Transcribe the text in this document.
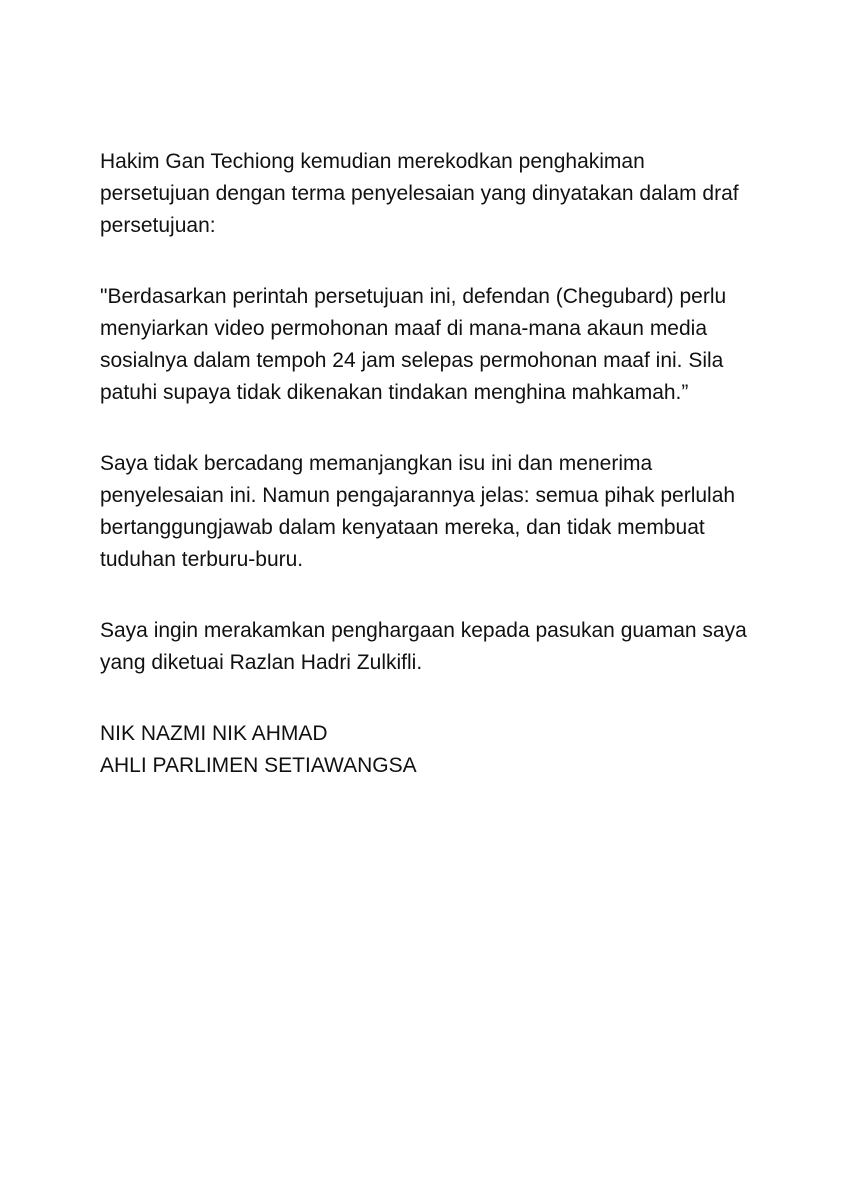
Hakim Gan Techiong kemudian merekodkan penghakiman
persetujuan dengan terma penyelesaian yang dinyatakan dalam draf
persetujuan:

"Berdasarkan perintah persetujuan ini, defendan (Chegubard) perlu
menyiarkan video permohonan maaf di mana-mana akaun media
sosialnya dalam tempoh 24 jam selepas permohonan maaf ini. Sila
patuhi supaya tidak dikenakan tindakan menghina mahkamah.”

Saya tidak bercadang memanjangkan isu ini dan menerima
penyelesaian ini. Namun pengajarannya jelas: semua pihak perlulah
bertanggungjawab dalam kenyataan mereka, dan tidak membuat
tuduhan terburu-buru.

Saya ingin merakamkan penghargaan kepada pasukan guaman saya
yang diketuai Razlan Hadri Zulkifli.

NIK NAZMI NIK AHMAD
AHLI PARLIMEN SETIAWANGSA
....................
Stated task: Filter the entries and copy out every line with the word "dalam".

Correct output:
persetujuan dengan terma penyelesaian yang dinyatakan dalam draf
sosialnya dalam tempoh 24 jam selepas permohonan maaf ini. Sila
bertanggungjawab dalam kenyataan mereka, dan tidak membuat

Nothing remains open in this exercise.